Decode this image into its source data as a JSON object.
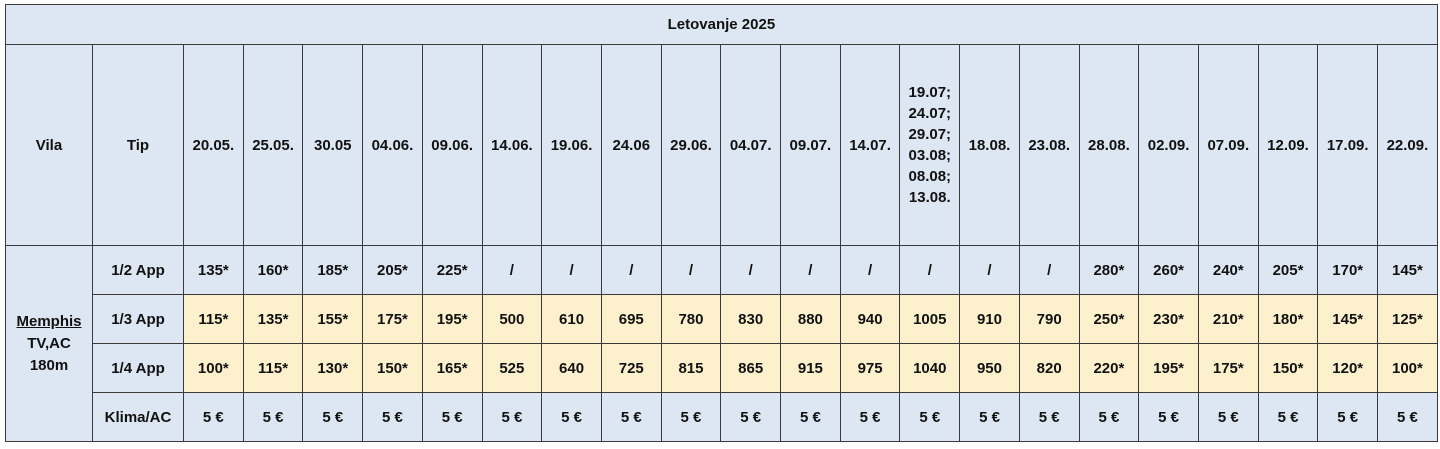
{
  "table": {
    "title": "Letovanje 2025",
    "headers": [
      "Vila",
      "Tip",
      "20.05.",
      "25.05.",
      "30.05",
      "04.06.",
      "09.06.",
      "14.06.",
      "19.06.",
      "24.06",
      "29.06.",
      "04.07.",
      "09.07.",
      "14.07.",
      "19.07; 24.07; 29.07; 03.08; 08.08; 13.08.",
      "18.08.",
      "23.08.",
      "28.08.",
      "02.09.",
      "07.09.",
      "12.09.",
      "17.09.",
      "22.09."
    ],
    "vila": [
      "Memphis",
      "TV,AC",
      "180m"
    ],
    "rows": [
      {
        "type": "1/2 App",
        "values": [
          "135*",
          "160*",
          "185*",
          "205*",
          "225*",
          "/",
          "/",
          "/",
          "/",
          "/",
          "/",
          "/",
          "/",
          "/",
          "/",
          "280*",
          "260*",
          "240*",
          "205*",
          "170*",
          "145*"
        ]
      },
      {
        "type": "1/3 App",
        "values": [
          "115*",
          "135*",
          "155*",
          "175*",
          "195*",
          "500",
          "610",
          "695",
          "780",
          "830",
          "880",
          "940",
          "1005",
          "910",
          "790",
          "250*",
          "230*",
          "210*",
          "180*",
          "145*",
          "125*"
        ]
      },
      {
        "type": "1/4 App",
        "values": [
          "100*",
          "115*",
          "130*",
          "150*",
          "165*",
          "525",
          "640",
          "725",
          "815",
          "865",
          "915",
          "975",
          "1040",
          "950",
          "820",
          "220*",
          "195*",
          "175*",
          "150*",
          "120*",
          "100*"
        ]
      },
      {
        "type": "Klima/AC",
        "values": [
          "5 €",
          "5 €",
          "5 €",
          "5 €",
          "5 €",
          "5 €",
          "5 €",
          "5 €",
          "5 €",
          "5 €",
          "5 €",
          "5 €",
          "5 €",
          "5 €",
          "5 €",
          "5 €",
          "5 €",
          "5 €",
          "5 €",
          "5 €",
          "5 €"
        ]
      }
    ]
  }
}
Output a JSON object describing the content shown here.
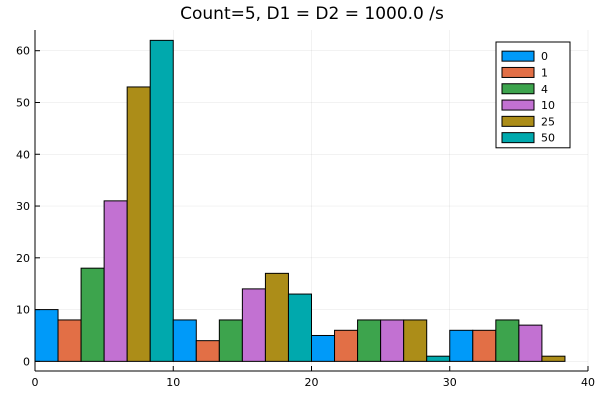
{
  "chart_data": {
    "type": "bar",
    "title": "Count=5, D1 = D2 = 1000.0 /s",
    "xlabel": "",
    "ylabel": "",
    "xlim": [
      0,
      40
    ],
    "ylim": [
      -1.86,
      64
    ],
    "xticks": [
      0,
      10,
      20,
      30,
      40
    ],
    "yticks": [
      0,
      10,
      20,
      30,
      40,
      50,
      60
    ],
    "grid": true,
    "legend_position": "top-right",
    "group_centers": [
      5,
      15,
      25,
      35
    ],
    "bar_width": 1.6667,
    "series": [
      {
        "name": "0",
        "color": "#009af9",
        "values": [
          10,
          8,
          5,
          6
        ]
      },
      {
        "name": "1",
        "color": "#e26f46",
        "values": [
          8,
          4,
          6,
          6
        ]
      },
      {
        "name": "4",
        "color": "#3da44d",
        "values": [
          18,
          8,
          8,
          8
        ]
      },
      {
        "name": "10",
        "color": "#c271d2",
        "values": [
          31,
          14,
          8,
          7
        ]
      },
      {
        "name": "25",
        "color": "#ac8d18",
        "values": [
          53,
          17,
          8,
          1
        ]
      },
      {
        "name": "50",
        "color": "#00a9ad",
        "values": [
          62,
          13,
          1,
          0
        ]
      }
    ]
  }
}
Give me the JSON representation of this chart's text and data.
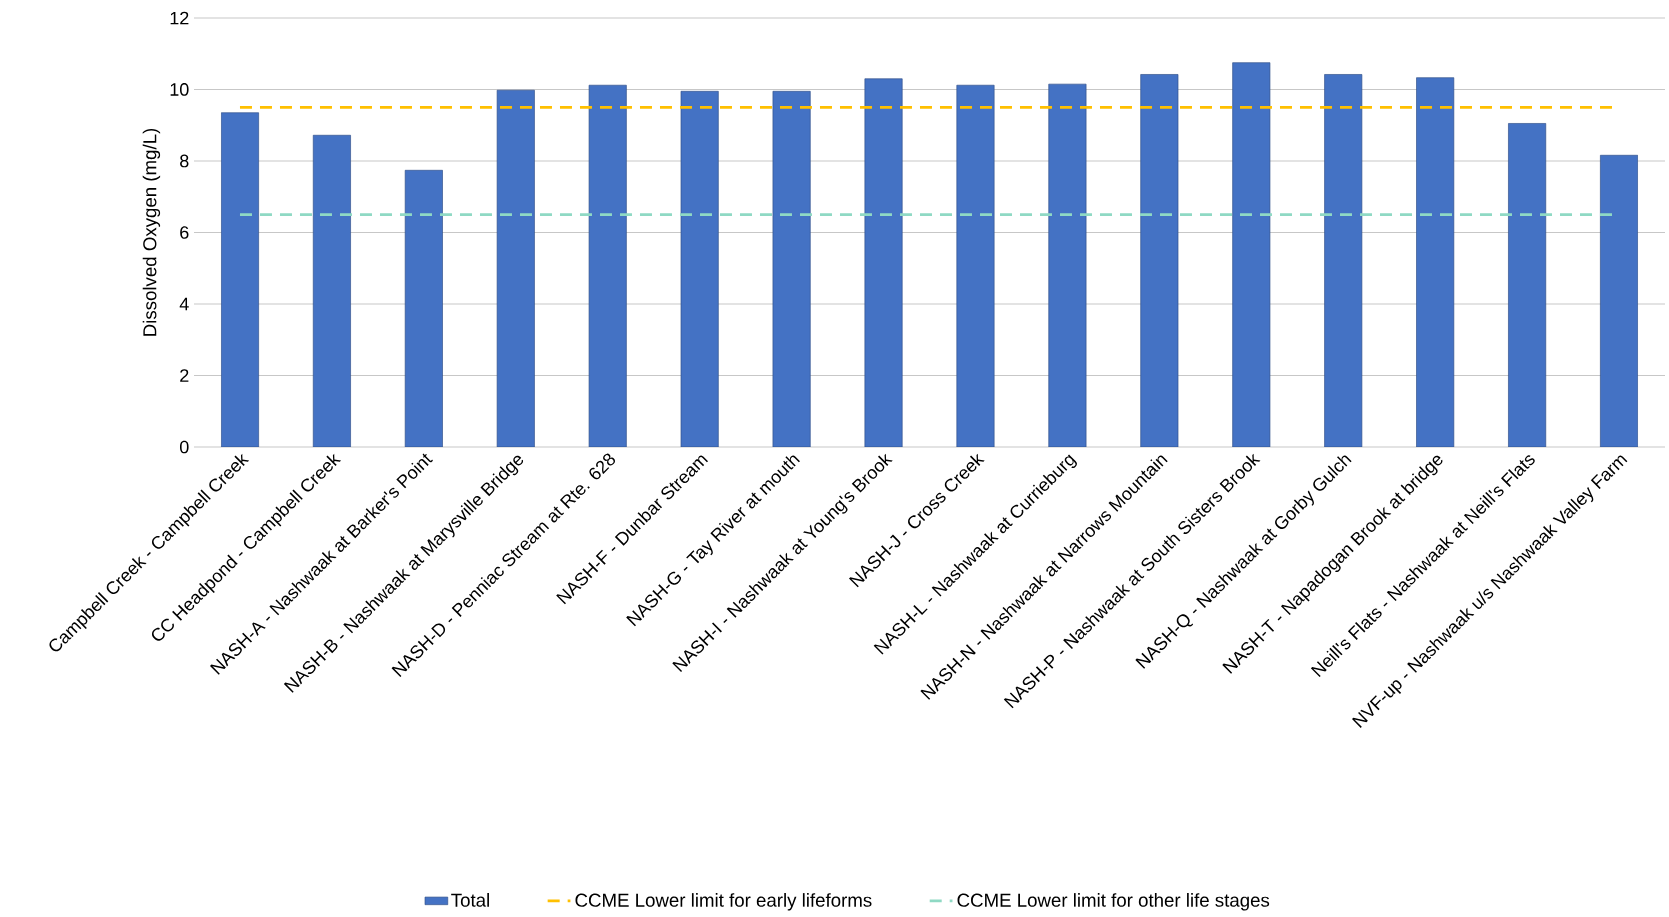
{
  "chart_data": {
    "type": "bar",
    "ylabel": "Dissolved Oxygen (mg/L)",
    "categories": [
      "Campbell Creek - Campbell Creek",
      "CC Headpond  - Campbell Creek",
      "NASH-A - Nashwaak at Barker's Point",
      "NASH-B - Nashwaak at Marysville Bridge",
      "NASH-D - Penniac Stream at Rte. 628",
      "NASH-F - Dunbar Stream",
      "NASH-G - Tay River at mouth",
      "NASH-I - Nashwaak at Young's Brook",
      "NASH-J - Cross Creek",
      "NASH-L - Nashwaak at Currieburg",
      "NASH-N - Nashwaak at Narrows Mountain",
      "NASH-P - Nashwaak at South Sisters Brook",
      "NASH-Q - Nashwaak at Gorby Gulch",
      "NASH-T - Napadogan Brook at bridge",
      "Neill's Flats - Nashwaak at Neill's Flats",
      "NVF-up - Nashwaak u/s Nashwaak Valley Farm"
    ],
    "series": [
      {
        "name": "Total",
        "color": "#4472c4",
        "values": [
          9.35,
          8.72,
          7.74,
          9.98,
          10.12,
          9.95,
          9.95,
          10.3,
          10.12,
          10.15,
          10.42,
          10.75,
          10.42,
          10.33,
          9.05,
          8.16
        ]
      }
    ],
    "ref_lines": [
      {
        "axis": "y",
        "value": 9.5,
        "label": "CCME Lower limit for early lifeforms",
        "color": "#ffc000",
        "line_style": "dashed"
      },
      {
        "axis": "y",
        "value": 6.5,
        "label": "CCME Lower limit for other life stages",
        "color": "#8fd9c4",
        "line_style": "dashed"
      }
    ],
    "ylim": [
      0,
      12
    ],
    "yticks": [
      0,
      2,
      4,
      6,
      8,
      10,
      12
    ],
    "grid": "y",
    "legend": "bottom"
  }
}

==========

» TASK STATEMENT
Go through the listing above and pull out each line containing the word "Brook".

» THE SOLUTION
      "NASH-I - Nashwaak at Young's Brook",
      "NASH-P - Nashwaak at South Sisters Brook",
      "NASH-T - Napadogan Brook at bridge",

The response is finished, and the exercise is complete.